Task to carry out: Set the data down again, exactly as it reads, but without the pictures.

Task input:
—————
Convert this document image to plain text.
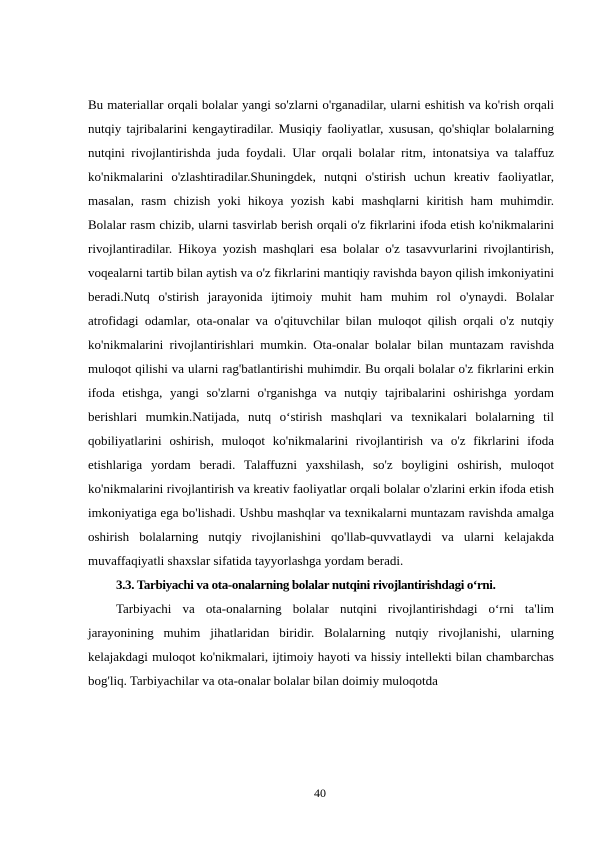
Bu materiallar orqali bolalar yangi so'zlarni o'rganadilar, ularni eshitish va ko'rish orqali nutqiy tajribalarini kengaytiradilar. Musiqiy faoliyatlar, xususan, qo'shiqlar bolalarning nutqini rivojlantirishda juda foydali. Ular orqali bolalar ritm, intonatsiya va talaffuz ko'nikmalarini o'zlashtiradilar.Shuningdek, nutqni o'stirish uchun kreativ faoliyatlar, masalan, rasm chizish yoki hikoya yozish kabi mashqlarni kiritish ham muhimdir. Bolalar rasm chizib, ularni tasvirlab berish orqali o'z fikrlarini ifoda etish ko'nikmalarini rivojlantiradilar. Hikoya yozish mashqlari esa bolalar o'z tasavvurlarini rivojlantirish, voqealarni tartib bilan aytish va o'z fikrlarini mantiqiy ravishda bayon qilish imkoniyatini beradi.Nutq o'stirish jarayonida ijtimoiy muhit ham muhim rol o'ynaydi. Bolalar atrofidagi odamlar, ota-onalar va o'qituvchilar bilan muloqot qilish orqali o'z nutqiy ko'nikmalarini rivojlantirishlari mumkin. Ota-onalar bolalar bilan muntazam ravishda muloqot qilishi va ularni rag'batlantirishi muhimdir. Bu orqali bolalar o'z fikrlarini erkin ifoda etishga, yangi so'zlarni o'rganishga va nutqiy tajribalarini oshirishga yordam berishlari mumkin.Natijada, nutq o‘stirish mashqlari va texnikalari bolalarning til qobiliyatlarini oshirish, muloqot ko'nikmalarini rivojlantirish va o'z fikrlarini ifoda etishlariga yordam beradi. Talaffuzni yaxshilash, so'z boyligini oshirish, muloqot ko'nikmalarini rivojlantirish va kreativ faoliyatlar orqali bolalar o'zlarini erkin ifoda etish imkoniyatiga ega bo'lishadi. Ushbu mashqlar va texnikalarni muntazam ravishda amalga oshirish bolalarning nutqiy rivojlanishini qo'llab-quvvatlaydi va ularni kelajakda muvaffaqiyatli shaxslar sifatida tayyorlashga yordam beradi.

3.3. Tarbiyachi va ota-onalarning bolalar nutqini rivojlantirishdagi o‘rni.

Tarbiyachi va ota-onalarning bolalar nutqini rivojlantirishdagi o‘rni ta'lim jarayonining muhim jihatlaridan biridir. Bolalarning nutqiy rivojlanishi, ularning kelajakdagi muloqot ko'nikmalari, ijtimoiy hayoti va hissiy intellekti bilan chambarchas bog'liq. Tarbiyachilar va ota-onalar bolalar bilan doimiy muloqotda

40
—————
Result for this exercise:
Convert this document image to plain text.
Bu materiallar orqali bolalar yangi so'zlarni o'rganadilar, ularni eshitish va ko'rish orqali nutqiy tajribalarini kengaytiradilar. Musiqiy faoliyatlar, xususan, qo'shiqlar bolalarning nutqini rivojlantirishda juda foydali. Ular orqali bolalar ritm, intonatsiya va talaffuz ko'nikmalarini o'zlashtiradilar.Shuningdek, nutqni o'stirish uchun kreativ faoliyatlar, masalan, rasm chizish yoki hikoya yozish kabi mashqlarni kiritish ham muhimdir. Bolalar rasm chizib, ularni tasvirlab berish orqali o'z fikrlarini ifoda etish ko'nikmalarini rivojlantiradilar. Hikoya yozish mashqlari esa bolalar o'z tasavvurlarini rivojlantirish, voqealarni tartib bilan aytish va o'z fikrlarini mantiqiy ravishda bayon qilish imkoniyatini beradi.Nutq o'stirish jarayonida ijtimoiy muhit ham muhim rol o'ynaydi. Bolalar atrofidagi odamlar, ota-onalar va o'qituvchilar bilan muloqot qilish orqali o'z nutqiy ko'nikmalarini rivojlantirishlari mumkin. Ota-onalar bolalar bilan muntazam ravishda muloqot qilishi va ularni rag'batlantirishi muhimdir. Bu orqali bolalar o'z fikrlarini erkin ifoda etishga, yangi so'zlarni o'rganishga va nutqiy tajribalarini oshirishga yordam berishlari mumkin.Natijada, nutq o‘stirish mashqlari va texnikalari bolalarning til qobiliyatlarini oshirish, muloqot ko'nikmalarini rivojlantirish va o'z fikrlarini ifoda etishlariga yordam beradi. Talaffuzni yaxshilash, so'z boyligini oshirish, muloqot ko'nikmalarini rivojlantirish va kreativ faoliyatlar orqali bolalar o'zlarini erkin ifoda etish imkoniyatiga ega bo'lishadi. Ushbu mashqlar va texnikalarni muntazam ravishda amalga oshirish bolalarning nutqiy rivojlanishini qo'llab-quvvatlaydi va ularni kelajakda muvaffaqiyatli shaxslar sifatida tayyorlashga yordam beradi.

3.3. Tarbiyachi va ota-onalarning bolalar nutqini rivojlantirishdagi o‘rni.

Tarbiyachi va ota-onalarning bolalar nutqini rivojlantirishdagi o‘rni ta'lim jarayonining muhim jihatlaridan biridir. Bolalarning nutqiy rivojlanishi, ularning kelajakdagi muloqot ko'nikmalari, ijtimoiy hayoti va hissiy intellekti bilan chambarchas bog'liq. Tarbiyachilar va ota-onalar bolalar bilan doimiy muloqotda

40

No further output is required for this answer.